• [Written problem] In the records below, find each line with the word "ВЕСЫ" and copy it.

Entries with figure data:
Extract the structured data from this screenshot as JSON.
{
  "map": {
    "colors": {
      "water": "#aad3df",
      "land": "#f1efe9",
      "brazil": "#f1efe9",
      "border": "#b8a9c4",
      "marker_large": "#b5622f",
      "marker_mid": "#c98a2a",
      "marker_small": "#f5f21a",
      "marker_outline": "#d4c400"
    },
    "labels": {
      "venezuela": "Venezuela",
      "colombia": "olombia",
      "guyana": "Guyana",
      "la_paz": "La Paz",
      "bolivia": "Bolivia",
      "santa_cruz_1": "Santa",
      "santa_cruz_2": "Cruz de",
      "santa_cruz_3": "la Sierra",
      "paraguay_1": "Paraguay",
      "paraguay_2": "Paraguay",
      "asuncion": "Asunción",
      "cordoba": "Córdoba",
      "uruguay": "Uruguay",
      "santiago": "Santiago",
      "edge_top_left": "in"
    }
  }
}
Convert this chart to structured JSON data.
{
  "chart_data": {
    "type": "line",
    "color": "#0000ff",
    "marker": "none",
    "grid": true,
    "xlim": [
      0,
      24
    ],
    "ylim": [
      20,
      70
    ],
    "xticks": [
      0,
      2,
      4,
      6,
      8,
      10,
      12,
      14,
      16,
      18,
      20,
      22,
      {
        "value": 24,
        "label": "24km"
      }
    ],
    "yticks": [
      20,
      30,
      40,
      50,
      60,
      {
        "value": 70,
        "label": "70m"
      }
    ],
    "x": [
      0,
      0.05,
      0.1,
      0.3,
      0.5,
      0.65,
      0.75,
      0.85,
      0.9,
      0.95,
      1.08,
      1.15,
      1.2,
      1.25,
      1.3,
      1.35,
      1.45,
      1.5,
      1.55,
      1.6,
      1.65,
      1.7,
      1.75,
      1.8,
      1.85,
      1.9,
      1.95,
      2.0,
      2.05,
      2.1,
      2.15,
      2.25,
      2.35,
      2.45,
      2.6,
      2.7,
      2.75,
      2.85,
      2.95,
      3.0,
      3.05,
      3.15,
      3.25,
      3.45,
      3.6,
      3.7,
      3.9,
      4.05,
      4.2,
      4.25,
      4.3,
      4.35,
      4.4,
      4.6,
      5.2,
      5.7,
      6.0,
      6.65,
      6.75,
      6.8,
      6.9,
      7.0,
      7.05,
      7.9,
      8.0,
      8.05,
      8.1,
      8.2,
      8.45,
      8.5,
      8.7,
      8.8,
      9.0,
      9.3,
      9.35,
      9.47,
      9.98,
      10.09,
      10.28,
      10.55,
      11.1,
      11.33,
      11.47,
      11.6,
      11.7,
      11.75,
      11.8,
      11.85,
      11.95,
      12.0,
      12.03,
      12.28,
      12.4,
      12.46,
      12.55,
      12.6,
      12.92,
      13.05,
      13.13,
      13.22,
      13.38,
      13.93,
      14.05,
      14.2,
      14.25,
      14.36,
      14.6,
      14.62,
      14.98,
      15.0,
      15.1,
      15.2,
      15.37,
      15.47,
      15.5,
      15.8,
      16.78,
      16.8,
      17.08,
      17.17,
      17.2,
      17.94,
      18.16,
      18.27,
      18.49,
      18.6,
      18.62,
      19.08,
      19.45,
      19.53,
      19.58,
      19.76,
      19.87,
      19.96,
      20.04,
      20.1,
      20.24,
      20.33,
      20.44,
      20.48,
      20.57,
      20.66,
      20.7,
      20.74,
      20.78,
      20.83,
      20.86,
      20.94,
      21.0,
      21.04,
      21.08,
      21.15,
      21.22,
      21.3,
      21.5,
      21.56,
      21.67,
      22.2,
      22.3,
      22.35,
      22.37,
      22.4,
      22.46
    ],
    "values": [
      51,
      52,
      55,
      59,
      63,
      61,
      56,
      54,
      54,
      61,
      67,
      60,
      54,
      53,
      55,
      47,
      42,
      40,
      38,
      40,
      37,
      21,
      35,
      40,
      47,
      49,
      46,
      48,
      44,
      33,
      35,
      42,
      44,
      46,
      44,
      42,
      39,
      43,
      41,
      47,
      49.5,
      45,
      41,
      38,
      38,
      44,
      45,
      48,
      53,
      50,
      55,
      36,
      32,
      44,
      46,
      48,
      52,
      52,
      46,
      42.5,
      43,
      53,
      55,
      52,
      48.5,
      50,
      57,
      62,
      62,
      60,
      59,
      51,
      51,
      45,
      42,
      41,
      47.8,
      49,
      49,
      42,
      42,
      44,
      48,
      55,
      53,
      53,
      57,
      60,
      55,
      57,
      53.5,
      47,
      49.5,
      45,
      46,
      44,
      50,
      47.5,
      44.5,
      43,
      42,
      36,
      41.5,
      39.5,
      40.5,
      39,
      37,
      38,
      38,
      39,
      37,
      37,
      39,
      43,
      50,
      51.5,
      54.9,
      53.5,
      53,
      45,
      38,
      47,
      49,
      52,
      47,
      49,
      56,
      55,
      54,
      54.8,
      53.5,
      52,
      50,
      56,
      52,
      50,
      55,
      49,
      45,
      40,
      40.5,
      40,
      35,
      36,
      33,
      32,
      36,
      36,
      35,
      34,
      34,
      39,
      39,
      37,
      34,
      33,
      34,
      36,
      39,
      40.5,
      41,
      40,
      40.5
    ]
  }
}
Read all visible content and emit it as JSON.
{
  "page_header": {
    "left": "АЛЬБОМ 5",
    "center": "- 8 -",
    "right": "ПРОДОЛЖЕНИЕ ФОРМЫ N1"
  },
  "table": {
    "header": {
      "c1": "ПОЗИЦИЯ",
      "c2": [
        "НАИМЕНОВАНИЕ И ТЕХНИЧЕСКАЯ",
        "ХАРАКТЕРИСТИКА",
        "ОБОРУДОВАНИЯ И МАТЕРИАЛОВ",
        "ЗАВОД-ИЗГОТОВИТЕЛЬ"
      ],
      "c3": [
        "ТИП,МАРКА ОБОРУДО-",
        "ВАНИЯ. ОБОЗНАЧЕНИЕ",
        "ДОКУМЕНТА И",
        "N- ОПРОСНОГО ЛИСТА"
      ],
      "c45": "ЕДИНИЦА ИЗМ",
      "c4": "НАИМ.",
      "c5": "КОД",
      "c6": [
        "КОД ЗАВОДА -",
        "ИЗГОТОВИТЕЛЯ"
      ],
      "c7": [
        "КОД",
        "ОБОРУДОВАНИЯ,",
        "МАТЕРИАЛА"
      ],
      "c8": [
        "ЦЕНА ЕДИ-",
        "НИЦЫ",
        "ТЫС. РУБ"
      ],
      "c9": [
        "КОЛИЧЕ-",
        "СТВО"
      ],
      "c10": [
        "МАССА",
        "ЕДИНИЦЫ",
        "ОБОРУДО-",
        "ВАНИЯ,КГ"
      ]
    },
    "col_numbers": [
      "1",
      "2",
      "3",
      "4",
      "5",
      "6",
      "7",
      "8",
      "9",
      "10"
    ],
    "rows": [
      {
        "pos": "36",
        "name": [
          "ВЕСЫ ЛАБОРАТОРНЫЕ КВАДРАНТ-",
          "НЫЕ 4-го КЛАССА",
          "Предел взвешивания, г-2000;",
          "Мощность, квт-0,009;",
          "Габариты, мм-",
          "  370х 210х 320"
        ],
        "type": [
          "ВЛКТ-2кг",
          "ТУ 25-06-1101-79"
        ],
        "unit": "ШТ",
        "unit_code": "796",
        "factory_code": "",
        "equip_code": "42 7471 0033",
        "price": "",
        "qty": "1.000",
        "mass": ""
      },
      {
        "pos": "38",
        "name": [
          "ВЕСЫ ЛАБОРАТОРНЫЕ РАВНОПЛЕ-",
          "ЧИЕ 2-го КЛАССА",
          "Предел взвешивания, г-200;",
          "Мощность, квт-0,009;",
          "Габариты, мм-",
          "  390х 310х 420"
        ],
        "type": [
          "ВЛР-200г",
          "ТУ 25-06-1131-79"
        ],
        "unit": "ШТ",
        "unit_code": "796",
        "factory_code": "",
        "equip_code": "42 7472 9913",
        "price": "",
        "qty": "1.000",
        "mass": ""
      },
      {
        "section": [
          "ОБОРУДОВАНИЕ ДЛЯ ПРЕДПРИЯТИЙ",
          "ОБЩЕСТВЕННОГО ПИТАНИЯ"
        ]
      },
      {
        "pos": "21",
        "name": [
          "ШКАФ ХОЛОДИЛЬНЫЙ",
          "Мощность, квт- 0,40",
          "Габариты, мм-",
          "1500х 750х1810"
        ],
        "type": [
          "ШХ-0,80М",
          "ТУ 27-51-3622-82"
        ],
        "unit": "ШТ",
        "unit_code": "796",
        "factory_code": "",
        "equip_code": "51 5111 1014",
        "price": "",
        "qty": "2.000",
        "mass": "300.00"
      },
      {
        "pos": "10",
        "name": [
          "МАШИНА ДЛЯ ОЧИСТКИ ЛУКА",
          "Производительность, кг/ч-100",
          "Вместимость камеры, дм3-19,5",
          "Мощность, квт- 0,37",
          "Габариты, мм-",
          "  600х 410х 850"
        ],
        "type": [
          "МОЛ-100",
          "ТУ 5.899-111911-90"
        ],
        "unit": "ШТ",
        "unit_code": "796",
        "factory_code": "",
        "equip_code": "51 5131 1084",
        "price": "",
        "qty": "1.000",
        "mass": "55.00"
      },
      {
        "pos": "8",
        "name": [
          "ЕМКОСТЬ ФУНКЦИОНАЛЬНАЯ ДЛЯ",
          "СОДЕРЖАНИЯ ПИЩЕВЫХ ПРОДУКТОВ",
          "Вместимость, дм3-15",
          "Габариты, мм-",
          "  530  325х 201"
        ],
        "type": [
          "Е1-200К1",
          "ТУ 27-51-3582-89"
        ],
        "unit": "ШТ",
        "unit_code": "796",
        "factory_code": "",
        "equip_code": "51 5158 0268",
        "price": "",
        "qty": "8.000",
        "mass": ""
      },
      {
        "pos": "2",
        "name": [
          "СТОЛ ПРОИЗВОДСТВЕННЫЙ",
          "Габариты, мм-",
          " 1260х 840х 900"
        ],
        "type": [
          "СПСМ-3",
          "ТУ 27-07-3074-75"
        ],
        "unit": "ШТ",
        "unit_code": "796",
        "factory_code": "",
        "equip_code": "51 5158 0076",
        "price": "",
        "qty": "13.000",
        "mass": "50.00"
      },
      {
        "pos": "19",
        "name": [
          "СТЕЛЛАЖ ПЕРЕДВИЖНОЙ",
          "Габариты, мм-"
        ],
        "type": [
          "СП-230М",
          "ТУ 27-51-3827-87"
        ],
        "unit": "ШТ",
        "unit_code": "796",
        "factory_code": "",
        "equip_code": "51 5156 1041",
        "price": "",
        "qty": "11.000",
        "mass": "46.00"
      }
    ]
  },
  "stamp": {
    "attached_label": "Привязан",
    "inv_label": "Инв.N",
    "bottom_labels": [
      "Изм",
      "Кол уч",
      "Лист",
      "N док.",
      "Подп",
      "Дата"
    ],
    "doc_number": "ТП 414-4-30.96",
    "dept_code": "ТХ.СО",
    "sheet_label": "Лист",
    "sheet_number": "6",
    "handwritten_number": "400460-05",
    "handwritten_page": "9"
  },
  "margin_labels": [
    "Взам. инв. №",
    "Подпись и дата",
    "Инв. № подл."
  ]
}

• [Result]
          "ВЕСЫ ЛАБОРАТОРНЫЕ КВАДРАНТ-",
          "ВЕСЫ ЛАБОРАТОРНЫЕ РАВНОПЛЕ-",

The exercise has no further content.